● DATA FOR PROCESSING
----
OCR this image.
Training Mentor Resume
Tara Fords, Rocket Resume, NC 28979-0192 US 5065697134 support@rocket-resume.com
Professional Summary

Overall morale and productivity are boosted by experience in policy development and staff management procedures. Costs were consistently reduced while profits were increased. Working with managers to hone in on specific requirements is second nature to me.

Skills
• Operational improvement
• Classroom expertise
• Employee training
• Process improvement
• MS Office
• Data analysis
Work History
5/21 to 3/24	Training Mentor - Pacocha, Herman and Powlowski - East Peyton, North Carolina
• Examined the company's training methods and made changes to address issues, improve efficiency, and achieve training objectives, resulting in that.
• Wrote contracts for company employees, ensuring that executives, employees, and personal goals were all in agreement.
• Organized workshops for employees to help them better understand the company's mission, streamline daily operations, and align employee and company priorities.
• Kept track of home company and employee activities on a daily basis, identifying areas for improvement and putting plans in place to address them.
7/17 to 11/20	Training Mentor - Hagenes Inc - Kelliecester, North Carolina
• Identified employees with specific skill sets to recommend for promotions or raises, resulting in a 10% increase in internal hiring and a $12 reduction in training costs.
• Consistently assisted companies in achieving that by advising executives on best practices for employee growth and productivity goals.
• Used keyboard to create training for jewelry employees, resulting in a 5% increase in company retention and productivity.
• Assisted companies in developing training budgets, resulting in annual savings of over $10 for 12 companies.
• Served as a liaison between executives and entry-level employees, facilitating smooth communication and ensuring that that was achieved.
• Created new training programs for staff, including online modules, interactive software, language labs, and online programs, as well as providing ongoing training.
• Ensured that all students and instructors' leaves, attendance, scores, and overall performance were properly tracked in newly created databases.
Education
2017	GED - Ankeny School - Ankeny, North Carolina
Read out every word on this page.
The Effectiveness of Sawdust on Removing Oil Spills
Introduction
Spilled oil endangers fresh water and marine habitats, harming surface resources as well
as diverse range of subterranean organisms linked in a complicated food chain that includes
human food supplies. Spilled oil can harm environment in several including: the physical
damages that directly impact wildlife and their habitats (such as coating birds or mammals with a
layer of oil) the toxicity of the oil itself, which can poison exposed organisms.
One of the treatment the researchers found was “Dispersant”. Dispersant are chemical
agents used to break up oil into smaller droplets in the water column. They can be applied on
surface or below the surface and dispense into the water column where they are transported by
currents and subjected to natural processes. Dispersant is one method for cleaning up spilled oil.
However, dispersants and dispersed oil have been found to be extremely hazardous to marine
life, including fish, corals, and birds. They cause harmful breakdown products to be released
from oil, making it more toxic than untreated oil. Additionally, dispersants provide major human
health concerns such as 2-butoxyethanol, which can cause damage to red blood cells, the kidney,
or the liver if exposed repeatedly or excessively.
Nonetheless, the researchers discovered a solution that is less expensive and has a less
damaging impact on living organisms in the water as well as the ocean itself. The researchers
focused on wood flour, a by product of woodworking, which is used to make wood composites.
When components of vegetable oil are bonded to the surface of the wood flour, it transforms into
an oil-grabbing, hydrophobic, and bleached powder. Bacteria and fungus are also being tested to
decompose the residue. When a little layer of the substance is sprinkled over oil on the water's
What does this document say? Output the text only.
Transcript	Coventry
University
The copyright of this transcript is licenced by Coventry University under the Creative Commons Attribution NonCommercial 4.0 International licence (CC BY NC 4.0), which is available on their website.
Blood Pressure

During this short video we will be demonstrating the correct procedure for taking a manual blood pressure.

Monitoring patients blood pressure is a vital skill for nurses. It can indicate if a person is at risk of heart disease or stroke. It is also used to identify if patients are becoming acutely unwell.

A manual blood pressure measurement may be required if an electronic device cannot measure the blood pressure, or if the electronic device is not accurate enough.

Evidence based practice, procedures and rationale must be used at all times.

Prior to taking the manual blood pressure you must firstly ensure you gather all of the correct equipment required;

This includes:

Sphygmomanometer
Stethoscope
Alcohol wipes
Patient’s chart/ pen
----
● TASK INSTRUCTIONS
Tell how many lines in the material contain the word "goals". Only the number is wanted.

● RESPONSE AREA
2